▸ **Work to do**:
Pull out every line below containing the word "Crude".

════════

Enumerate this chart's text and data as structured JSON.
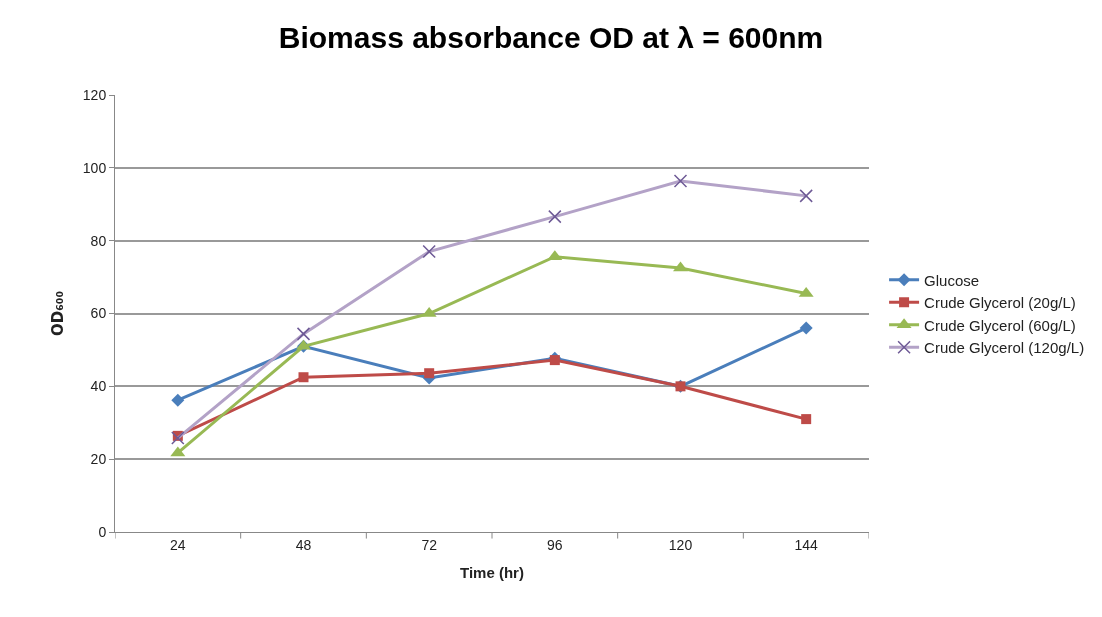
{
  "chart_data": {
    "type": "line",
    "title": "Biomass absorbance OD at λ = 600nm",
    "xlabel": "Time (hr)",
    "ylabel": "OD₆₀₀",
    "categories": [
      "24",
      "48",
      "72",
      "96",
      "120",
      "144"
    ],
    "ylim": [
      0,
      120
    ],
    "yticks": [
      0,
      20,
      40,
      60,
      80,
      100,
      120
    ],
    "grid": "y",
    "legend": "right",
    "series": [
      {
        "name": "Glucose",
        "color": "#4a7ebb",
        "marker": "diamond",
        "values": [
          36.2,
          51,
          42.3,
          47.7,
          40,
          56
        ]
      },
      {
        "name": "Crude Glycerol (20g/L)",
        "color": "#be4b48",
        "marker": "square",
        "values": [
          26.4,
          42.5,
          43.6,
          47.2,
          40,
          31
        ]
      },
      {
        "name": "Crude Glycerol (60g/L)",
        "color": "#98b954",
        "marker": "triangle",
        "values": [
          21.7,
          51,
          60,
          75.6,
          72.5,
          65.5
        ]
      },
      {
        "name": "Crude Glycerol (120g/L)",
        "color": "#b3a2c7",
        "marker": "cross",
        "values": [
          25.8,
          54.4,
          77,
          86.6,
          96.4,
          92.3
        ]
      }
    ]
  }
}
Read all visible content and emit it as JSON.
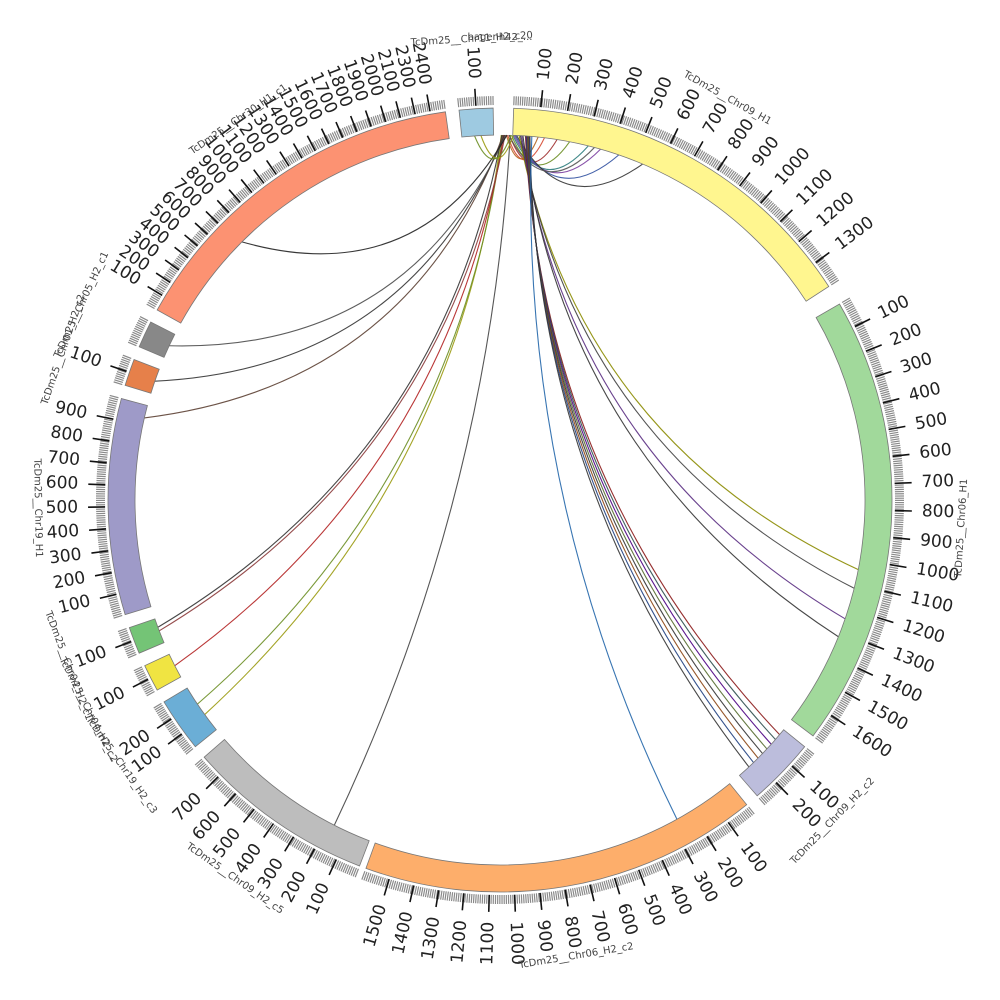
{
  "diagram": {
    "type": "circos",
    "segments": [
      {
        "id": "h1",
        "name": "TcDm25__Chr09_H1",
        "start_deg": 2,
        "end_deg": 57,
        "color": "#fff68f",
        "ticks": [
          "100",
          "200",
          "300",
          "400",
          "500",
          "600",
          "700",
          "800",
          "900",
          "1000",
          "1100",
          "1200",
          "1300"
        ]
      },
      {
        "id": "h2",
        "name": "TcDm25__Chr06_H1",
        "start_deg": 60,
        "end_deg": 127,
        "color": "#a1d99b",
        "ticks": [
          "100",
          "200",
          "300",
          "400",
          "500",
          "600",
          "700",
          "800",
          "900",
          "1000",
          "1100",
          "1200",
          "1300",
          "1400",
          "1500",
          "1600"
        ]
      },
      {
        "id": "h3",
        "name": "TcDm25__Chr09_H2_c2",
        "start_deg": 129,
        "end_deg": 139,
        "color": "#bcbddc",
        "ticks": [
          "100",
          "200"
        ]
      },
      {
        "id": "h4",
        "name": "TcDm25__Chr06_H2_c2",
        "start_deg": 141,
        "end_deg": 200,
        "color": "#fdae6b",
        "ticks": [
          "100",
          "200",
          "300",
          "400",
          "500",
          "600",
          "700",
          "800",
          "900",
          "1000",
          "1100",
          "1200",
          "1300",
          "1400",
          "1500"
        ]
      },
      {
        "id": "h5",
        "name": "TcDm25__Chr09_H2_c5",
        "start_deg": 201,
        "end_deg": 229,
        "color": "#bdbdbd",
        "ticks": [
          "100",
          "200",
          "300",
          "400",
          "500",
          "600",
          "700"
        ]
      },
      {
        "id": "h6",
        "name": "TcDm25__Chr19_H2_c3",
        "start_deg": 231,
        "end_deg": 239,
        "color": "#6baed6",
        "ticks": [
          "100",
          "200"
        ]
      },
      {
        "id": "h7",
        "name": "TcDm25__Chr04_H2_c2",
        "start_deg": 241,
        "end_deg": 245,
        "color": "#f0e442",
        "ticks": [
          "100"
        ]
      },
      {
        "id": "h8",
        "name": "TcDm25__Chr04_H2_c1",
        "start_deg": 247,
        "end_deg": 251,
        "color": "#74c476",
        "ticks": [
          "100"
        ]
      },
      {
        "id": "h9",
        "name": "TcDm25__Chr19_H1",
        "start_deg": 253,
        "end_deg": 285,
        "color": "#9e9ac8",
        "ticks": [
          "100",
          "200",
          "300",
          "400",
          "500",
          "600",
          "700",
          "800",
          "900"
        ]
      },
      {
        "id": "h10",
        "name": "TcDm25__Chr01_H2_c2",
        "start_deg": 287,
        "end_deg": 291,
        "color": "#e6804a",
        "ticks": [
          "100"
        ]
      },
      {
        "id": "h11",
        "name": "TcDm25__Chr05_H2_c1",
        "start_deg": 293,
        "end_deg": 297,
        "color": "#888888",
        "ticks": []
      },
      {
        "id": "h12",
        "name": "TcDm25__Chr30_H1_c1",
        "start_deg": 299,
        "end_deg": 352,
        "color": "#fc9272",
        "ticks": [
          "100",
          "200",
          "300",
          "400",
          "500",
          "600",
          "700",
          "800",
          "900",
          "1000",
          "1100",
          "1200",
          "1300",
          "1400",
          "1500",
          "1600",
          "1700",
          "1800",
          "1900",
          "2000",
          "2100",
          "2300",
          "2400"
        ]
      },
      {
        "id": "h13",
        "name": "TcDm25__Chr11_H2_c20",
        "start_deg": 354,
        "end_deg": 359,
        "color": "#9ecae1",
        "ticks": [
          "100"
        ]
      }
    ],
    "top_label_overlap": "bagenh42_...",
    "links": [
      {
        "from": 1.2,
        "to": 7,
        "color": "#d64a32"
      },
      {
        "from": 1.5,
        "to": 9,
        "color": "#a03030"
      },
      {
        "from": 1.8,
        "to": 11,
        "color": "#6b8e23"
      },
      {
        "from": 2.0,
        "to": 14,
        "color": "#2e7d7d"
      },
      {
        "from": 2.2,
        "to": 16,
        "color": "#7b3fa0"
      },
      {
        "from": 2.4,
        "to": 19,
        "color": "#3050a0"
      },
      {
        "from": 2.6,
        "to": 23,
        "color": "#333333"
      },
      {
        "from": 1.0,
        "to": 6,
        "color": "#b5651d"
      },
      {
        "from": 1.4,
        "to": 15,
        "color": "#555555"
      },
      {
        "from": 3.0,
        "to": 101,
        "color": "#8b8b00"
      },
      {
        "from": 3.2,
        "to": 104,
        "color": "#404040"
      },
      {
        "from": 3.4,
        "to": 109,
        "color": "#5a2d82"
      },
      {
        "from": 3.6,
        "to": 112,
        "color": "#333333"
      },
      {
        "from": 4.0,
        "to": 130,
        "color": "#8b1a1a"
      },
      {
        "from": 4.1,
        "to": 131,
        "color": "#2f4f4f"
      },
      {
        "from": 4.2,
        "to": 132,
        "color": "#4b0082"
      },
      {
        "from": 4.3,
        "to": 133,
        "color": "#556b2f"
      },
      {
        "from": 4.4,
        "to": 134,
        "color": "#333333"
      },
      {
        "from": 4.5,
        "to": 135,
        "color": "#8b4513"
      },
      {
        "from": 4.6,
        "to": 136,
        "color": "#1f3f7f"
      },
      {
        "from": 4.7,
        "to": 137,
        "color": "#333333"
      },
      {
        "from": 5.0,
        "to": 151,
        "color": "#2266aa"
      },
      {
        "from": 1.6,
        "to": 207,
        "color": "#444444"
      },
      {
        "from": 0.2,
        "to": 234,
        "color": "#9a9a10"
      },
      {
        "from": 0.4,
        "to": 236,
        "color": "#6b8e23"
      },
      {
        "from": 0.6,
        "to": 243,
        "color": "#b22222"
      },
      {
        "from": 0.8,
        "to": 249,
        "color": "#8b3a3a"
      },
      {
        "from": 0.3,
        "to": 249.6,
        "color": "#333333"
      },
      {
        "from": 0.5,
        "to": 283,
        "color": "#5c4033"
      },
      {
        "from": 0.7,
        "to": 289,
        "color": "#333333"
      },
      {
        "from": 0.9,
        "to": 295,
        "color": "#4b4b4b"
      },
      {
        "from": 1.1,
        "to": 315,
        "color": "#222222"
      },
      {
        "from": 357,
        "to": 2.1,
        "color": "#9a9a10"
      },
      {
        "from": 356,
        "to": 1.7,
        "color": "#6b8e23"
      }
    ]
  }
}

════════

▸ **Written reply**:
        "name": "Crude Glycerol (20g/L)",
        "name": "Crude Glycerol (60g/L)",
        "name": "Crude Glycerol (120g/L)",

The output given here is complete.